▸ RECORD SET:
- - -

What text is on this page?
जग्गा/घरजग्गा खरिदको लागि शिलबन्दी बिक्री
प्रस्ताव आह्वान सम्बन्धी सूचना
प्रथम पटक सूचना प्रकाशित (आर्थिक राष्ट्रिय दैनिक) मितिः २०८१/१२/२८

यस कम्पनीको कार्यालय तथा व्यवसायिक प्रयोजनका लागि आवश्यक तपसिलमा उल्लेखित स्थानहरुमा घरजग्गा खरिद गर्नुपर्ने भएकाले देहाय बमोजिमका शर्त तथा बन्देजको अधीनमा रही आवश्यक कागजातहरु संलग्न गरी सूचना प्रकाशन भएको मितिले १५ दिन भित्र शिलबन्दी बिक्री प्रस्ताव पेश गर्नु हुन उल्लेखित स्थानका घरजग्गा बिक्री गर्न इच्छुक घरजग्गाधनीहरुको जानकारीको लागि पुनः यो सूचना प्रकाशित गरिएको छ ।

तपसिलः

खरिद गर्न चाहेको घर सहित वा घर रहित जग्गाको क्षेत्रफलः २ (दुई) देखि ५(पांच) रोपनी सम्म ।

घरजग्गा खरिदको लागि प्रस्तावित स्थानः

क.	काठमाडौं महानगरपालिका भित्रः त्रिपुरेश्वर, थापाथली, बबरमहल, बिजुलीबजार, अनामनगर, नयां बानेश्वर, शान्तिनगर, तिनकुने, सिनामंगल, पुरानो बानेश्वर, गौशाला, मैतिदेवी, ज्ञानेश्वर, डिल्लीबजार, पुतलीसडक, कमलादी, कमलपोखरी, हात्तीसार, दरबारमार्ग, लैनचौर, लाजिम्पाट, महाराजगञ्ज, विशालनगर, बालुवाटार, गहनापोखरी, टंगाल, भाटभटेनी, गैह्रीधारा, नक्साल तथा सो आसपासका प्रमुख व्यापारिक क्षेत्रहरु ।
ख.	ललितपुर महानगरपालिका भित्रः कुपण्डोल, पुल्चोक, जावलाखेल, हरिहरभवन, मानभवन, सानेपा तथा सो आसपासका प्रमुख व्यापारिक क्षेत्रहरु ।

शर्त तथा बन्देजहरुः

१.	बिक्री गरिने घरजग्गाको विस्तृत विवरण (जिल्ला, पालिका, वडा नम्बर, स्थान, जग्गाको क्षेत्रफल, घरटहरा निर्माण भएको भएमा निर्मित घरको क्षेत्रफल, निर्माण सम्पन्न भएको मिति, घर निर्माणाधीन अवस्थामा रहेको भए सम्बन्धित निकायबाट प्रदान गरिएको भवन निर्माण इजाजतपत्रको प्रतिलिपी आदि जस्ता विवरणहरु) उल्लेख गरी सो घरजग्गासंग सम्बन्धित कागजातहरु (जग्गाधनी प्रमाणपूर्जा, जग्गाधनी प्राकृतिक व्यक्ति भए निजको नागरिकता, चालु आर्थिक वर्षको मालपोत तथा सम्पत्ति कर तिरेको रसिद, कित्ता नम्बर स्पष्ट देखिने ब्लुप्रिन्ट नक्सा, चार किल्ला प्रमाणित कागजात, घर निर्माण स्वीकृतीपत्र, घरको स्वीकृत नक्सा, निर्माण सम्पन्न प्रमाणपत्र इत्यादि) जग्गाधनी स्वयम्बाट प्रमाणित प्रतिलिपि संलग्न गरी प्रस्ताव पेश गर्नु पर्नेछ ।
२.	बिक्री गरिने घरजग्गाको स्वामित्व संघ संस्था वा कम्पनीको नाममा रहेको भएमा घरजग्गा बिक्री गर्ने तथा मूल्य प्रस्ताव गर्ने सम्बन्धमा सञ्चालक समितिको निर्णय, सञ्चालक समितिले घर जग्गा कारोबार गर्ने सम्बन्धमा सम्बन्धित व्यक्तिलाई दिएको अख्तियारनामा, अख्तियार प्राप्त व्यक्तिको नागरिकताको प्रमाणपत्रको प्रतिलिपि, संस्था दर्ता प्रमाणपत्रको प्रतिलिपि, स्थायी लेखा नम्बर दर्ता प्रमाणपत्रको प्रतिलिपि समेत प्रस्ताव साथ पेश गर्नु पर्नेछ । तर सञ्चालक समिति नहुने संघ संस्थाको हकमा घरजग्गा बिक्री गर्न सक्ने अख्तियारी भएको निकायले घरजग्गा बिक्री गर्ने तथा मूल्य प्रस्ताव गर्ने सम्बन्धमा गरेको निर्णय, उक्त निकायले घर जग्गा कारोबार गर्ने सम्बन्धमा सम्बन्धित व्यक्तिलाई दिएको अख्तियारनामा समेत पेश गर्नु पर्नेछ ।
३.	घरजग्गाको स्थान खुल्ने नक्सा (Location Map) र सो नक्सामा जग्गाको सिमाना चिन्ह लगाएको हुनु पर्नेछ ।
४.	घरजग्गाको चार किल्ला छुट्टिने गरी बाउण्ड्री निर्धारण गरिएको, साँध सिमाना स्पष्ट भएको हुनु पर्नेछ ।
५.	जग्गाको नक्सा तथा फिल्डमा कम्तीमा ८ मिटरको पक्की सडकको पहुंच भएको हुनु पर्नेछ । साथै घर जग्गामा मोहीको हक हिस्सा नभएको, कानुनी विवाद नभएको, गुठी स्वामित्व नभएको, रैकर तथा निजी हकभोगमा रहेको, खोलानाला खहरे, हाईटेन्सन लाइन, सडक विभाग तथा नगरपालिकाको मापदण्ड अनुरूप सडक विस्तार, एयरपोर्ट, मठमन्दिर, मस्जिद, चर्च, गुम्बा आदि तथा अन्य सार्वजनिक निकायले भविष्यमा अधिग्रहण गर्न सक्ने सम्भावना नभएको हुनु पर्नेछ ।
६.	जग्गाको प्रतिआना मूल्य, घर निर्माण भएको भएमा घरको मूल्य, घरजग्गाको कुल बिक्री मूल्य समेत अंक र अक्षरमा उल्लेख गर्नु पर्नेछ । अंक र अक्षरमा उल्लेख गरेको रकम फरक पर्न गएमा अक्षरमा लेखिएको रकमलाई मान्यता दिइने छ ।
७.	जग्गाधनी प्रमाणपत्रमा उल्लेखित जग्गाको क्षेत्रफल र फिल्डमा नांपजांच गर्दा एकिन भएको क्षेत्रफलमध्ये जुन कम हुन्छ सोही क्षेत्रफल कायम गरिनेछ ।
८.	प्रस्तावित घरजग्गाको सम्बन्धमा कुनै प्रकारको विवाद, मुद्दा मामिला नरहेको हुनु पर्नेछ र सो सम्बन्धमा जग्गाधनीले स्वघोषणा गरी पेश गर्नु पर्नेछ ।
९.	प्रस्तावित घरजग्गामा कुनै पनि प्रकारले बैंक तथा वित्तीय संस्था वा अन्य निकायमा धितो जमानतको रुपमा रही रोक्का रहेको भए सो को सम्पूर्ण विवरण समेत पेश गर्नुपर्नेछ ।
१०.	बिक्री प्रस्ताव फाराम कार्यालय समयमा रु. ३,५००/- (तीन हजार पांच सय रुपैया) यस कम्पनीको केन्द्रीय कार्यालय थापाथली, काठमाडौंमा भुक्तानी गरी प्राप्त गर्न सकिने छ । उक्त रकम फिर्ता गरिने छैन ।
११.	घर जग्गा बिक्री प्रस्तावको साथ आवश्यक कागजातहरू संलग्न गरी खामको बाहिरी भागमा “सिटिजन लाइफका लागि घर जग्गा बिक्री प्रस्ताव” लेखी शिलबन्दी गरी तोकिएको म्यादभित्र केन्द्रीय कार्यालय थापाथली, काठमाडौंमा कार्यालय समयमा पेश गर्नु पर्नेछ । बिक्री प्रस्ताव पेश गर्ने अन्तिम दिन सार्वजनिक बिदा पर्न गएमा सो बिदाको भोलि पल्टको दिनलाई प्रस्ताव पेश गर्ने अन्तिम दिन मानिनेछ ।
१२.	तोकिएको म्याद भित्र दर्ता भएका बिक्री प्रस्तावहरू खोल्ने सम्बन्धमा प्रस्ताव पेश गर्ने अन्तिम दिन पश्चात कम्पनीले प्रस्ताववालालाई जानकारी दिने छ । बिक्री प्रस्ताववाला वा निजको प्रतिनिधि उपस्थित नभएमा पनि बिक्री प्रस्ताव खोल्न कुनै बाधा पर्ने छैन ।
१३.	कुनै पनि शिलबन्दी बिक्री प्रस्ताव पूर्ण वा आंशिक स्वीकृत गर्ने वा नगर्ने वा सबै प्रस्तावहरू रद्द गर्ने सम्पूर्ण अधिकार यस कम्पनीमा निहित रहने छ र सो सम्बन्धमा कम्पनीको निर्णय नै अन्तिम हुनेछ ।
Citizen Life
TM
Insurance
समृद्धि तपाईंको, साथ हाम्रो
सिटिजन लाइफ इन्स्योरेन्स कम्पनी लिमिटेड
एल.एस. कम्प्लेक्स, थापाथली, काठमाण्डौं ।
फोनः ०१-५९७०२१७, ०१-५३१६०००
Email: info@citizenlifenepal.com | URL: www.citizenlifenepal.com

- - -

▸ REQUIRED WORK: Copy out every line of the listing that contains the string "समयम".

▸ ANSWER TO THIS PROBLEM:
१०.	बिक्री प्रस्ताव फाराम कार्यालय समयमा रु. ३,५००/- (तीन हजार पांच सय रुपैया) यस कम्पनीको केन्द्रीय कार्यालय थापाथली, काठमाडौंमा भुक्तानी गरी प्राप्त गर्न सकिने छ । उक्त रकम फिर्ता गरिने छैन ।
११.	घर जग्गा बिक्री प्रस्तावको साथ आवश्यक कागजातहरू संलग्न गरी खामको बाहिरी भागमा “सिटिजन लाइफका लागि घर जग्गा बिक्री प्रस्ताव” लेखी शिलबन्दी गरी तोकिएको म्यादभित्र केन्द्रीय कार्यालय थापाथली, काठमाडौंमा कार्यालय समयमा पेश गर्नु पर्नेछ । बिक्री प्रस्ताव पेश गर्ने अन्तिम दिन सार्वजनिक बिदा पर्न गएमा सो बिदाको भोलि पल्टको दिनलाई प्रस्ताव पेश गर्ने अन्तिम दिन मानिनेछ ।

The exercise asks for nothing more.